__Text__:

# # # # #

Results and Discussion
Based on previous reports on the use of [ydroxyl(tosyloxy)iodo]benzene (HTIB) [9] in one-pot syntheses of α-functionalized ketones, we first attempted the azidation of 1a using HTIB. Accordingly, acetophenone (1a) was oxidized with one equivalent of HTIB in acetonitrile and subsequently the α‑tosyloxy ketone 2a generated in situ was treated with sodium azide. The reaction resulted in the formation of the corresponding α-azido acetophenone 3a in 80% yield (Method A, Scheme 2). In order to study the scope of this approach, various ketones 1b-1g were subjected to α−azidation using one equivalent of HTIB and NaN3 to afford the corresponding α−azido ketones 3b-3g in yields ranging from 69% to 81% (Table 1).
Scheme 2.
Method A: (i) HTIB/ CH3CN, reflux 2 h; (ii) NaN3, rt, 2-3 h
Method B: (i) (PhIO)n + p-TsOH/CH3CN, reflux 2 h; (ii) NaN3, rt, 2-3 h
In another important development, we established that it is possible to use a combination of iodosobenzene and p-toluenesulphonic acid [(PhIO)n + p-TsOH] in place of HTIB. This combination reagent generates HTIB in situ, which then reacts with ketones 1 to give the intermediary α-tosyloxy ketones 2 (Method B).
It is evident from the results summarized in Table 1 that Method A and Method B work equally well, although Method B is more convenient than Method A as the former avoids the preparation of HTIB. It is to be mentioned that the reported preparation of HTIB consists of two steps starting from iodosobenzene [10,11] (Scheme 3).
Scheme 3.
Table 1.
α-Azido ketones 2 prepared according to Scheme 2.
| Compound | R1 | R2 | Yield (%)a | |
|---|---|---|---|---|
| Method A | Method B | |||
| 2a | H | H | 80 | 76 |
| 2b | 4-CH3C6H4 | H | 69 | 74 |
| 2c | 4-CH3OC6H4 | H | 72 | 70 |
| 2d | 4-BrC6H4 | H | 78 | 71 |
| 2e | 4-ClC6H4 | H | 70 | 69 |
| 2f | H | CH3 | 81 | 71 |
| 2g | -(CH2)4- | 81 | 83 | |
aYields of isolated pure product based on the amount of ketones 1 used.

# # # # #

__Supplied entries__:
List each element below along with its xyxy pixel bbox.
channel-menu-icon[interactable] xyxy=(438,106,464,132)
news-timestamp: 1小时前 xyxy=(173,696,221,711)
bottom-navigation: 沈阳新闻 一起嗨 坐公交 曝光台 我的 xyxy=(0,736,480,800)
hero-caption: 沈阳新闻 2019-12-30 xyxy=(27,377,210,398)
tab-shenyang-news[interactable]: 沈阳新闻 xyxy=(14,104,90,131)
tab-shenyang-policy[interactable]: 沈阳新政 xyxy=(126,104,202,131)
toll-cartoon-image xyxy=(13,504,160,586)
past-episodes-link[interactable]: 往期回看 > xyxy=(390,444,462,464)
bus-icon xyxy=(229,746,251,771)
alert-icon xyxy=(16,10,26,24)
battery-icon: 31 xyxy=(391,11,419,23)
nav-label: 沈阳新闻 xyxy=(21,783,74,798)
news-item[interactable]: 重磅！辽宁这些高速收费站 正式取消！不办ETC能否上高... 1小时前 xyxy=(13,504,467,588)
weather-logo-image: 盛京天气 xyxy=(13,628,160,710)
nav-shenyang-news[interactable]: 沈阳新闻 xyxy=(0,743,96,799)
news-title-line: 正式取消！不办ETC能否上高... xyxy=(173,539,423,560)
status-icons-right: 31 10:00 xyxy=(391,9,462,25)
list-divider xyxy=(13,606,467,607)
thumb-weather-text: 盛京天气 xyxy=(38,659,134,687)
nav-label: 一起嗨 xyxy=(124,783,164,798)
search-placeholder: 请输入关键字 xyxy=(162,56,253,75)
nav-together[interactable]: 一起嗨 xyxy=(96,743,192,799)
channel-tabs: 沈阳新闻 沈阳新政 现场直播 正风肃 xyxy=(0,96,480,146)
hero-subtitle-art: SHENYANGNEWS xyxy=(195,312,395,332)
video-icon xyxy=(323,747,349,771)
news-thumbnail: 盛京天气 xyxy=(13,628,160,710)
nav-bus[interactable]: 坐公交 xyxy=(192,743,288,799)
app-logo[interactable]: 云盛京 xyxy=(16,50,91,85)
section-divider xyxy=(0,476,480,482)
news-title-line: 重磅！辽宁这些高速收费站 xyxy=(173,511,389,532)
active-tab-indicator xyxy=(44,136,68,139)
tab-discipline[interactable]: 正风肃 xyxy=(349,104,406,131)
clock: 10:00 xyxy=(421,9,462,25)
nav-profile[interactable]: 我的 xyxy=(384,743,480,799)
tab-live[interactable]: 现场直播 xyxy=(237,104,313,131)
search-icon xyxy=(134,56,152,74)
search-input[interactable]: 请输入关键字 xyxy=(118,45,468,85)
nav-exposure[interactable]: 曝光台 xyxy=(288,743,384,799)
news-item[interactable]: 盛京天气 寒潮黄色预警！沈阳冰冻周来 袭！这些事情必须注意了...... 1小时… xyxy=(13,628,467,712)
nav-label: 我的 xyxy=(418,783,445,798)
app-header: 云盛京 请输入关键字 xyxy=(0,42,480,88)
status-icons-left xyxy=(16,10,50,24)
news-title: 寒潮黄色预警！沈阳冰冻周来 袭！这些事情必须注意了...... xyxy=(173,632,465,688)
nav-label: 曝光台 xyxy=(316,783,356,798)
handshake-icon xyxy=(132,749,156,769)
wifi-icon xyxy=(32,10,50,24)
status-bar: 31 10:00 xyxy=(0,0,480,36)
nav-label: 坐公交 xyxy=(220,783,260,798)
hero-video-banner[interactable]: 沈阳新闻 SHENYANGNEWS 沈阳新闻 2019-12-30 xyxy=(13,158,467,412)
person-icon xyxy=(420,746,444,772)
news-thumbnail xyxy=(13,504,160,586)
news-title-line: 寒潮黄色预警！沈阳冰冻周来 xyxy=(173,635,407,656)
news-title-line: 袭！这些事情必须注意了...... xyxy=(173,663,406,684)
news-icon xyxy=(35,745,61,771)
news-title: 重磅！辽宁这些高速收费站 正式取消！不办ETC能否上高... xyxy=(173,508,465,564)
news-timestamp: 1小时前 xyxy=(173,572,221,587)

# # # # #

__What to produce__:
From the text on α-azido ketone synthesis, output the passage starting at "α-Azido ketones 2" and ending at "ketones 1 used.". The items are separate material from the text above.

__Problem solution__:
α-Azido ketones 2 prepared according to Scheme 2.
| Compound | R1 | R2 | Yield (%)a | |
|---|---|---|---|---|
| Method A | Method B | |||
| 2a | H | H | 80 | 76 |
| 2b | 4-CH3C6H4 | H | 69 | 74 |
| 2c | 4-CH3OC6H4 | H | 72 | 70 |
| 2d | 4-BrC6H4 | H | 78 | 71 |
| 2e | 4-ClC6H4 | H | 70 | 69 |
| 2f | H | CH3 | 81 | 71 |
| 2g | -(CH2)4- | 81 | 83 | |
aYields of isolated pure product based on the amount of ketones 1 used.